==== Extracted records ====

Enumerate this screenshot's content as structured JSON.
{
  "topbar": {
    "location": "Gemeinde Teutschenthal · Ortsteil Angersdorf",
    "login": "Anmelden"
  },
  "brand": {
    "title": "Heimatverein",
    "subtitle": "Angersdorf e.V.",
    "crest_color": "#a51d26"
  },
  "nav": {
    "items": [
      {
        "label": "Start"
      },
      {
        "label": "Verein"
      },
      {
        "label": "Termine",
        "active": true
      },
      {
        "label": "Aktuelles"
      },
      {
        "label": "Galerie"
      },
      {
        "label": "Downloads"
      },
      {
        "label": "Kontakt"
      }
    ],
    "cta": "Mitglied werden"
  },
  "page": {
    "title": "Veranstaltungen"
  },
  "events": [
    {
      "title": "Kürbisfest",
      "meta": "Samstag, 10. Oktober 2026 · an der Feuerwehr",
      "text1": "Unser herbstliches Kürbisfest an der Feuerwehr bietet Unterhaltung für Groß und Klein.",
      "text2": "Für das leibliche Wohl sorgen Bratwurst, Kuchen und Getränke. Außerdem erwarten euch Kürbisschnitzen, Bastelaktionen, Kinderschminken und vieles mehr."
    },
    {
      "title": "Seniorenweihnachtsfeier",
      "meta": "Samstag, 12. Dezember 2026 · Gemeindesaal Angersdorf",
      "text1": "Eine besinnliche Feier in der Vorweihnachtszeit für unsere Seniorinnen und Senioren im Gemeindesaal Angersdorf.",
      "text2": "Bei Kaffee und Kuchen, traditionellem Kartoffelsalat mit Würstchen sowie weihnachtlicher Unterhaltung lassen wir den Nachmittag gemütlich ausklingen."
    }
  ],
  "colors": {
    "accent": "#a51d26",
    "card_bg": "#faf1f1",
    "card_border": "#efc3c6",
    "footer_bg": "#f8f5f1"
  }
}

====

* [Task prompt]
Provide all the records again, word for word.

* [Exercise result]
Enumerate this screenshot's content as structured JSON.
{
  "topbar": {
    "location": "Gemeinde Teutschenthal · Ortsteil Angersdorf",
    "login": "Anmelden"
  },
  "brand": {
    "title": "Heimatverein",
    "subtitle": "Angersdorf e.V.",
    "crest_color": "#a51d26"
  },
  "nav": {
    "items": [
      {
        "label": "Start"
      },
      {
        "label": "Verein"
      },
      {
        "label": "Termine",
        "active": true
      },
      {
        "label": "Aktuelles"
      },
      {
        "label": "Galerie"
      },
      {
        "label": "Downloads"
      },
      {
        "label": "Kontakt"
      }
    ],
    "cta": "Mitglied werden"
  },
  "page": {
    "title": "Veranstaltungen"
  },
  "events": [
    {
      "title": "Kürbisfest",
      "meta": "Samstag, 10. Oktober 2026 · an der Feuerwehr",
      "text1": "Unser herbstliches Kürbisfest an der Feuerwehr bietet Unterhaltung für Groß und Klein.",
      "text2": "Für das leibliche Wohl sorgen Bratwurst, Kuchen und Getränke. Außerdem erwarten euch Kürbisschnitzen, Bastelaktionen, Kinderschminken und vieles mehr."
    },
    {
      "title": "Seniorenweihnachtsfeier",
      "meta": "Samstag, 12. Dezember 2026 · Gemeindesaal Angersdorf",
      "text1": "Eine besinnliche Feier in der Vorweihnachtszeit für unsere Seniorinnen und Senioren im Gemeindesaal Angersdorf.",
      "text2": "Bei Kaffee und Kuchen, traditionellem Kartoffelsalat mit Würstchen sowie weihnachtlicher Unterhaltung lassen wir den Nachmittag gemütlich ausklingen."
    }
  ],
  "colors": {
    "accent": "#a51d26",
    "card_bg": "#faf1f1",
    "card_border": "#efc3c6",
    "footer_bg": "#f8f5f1"
  }
}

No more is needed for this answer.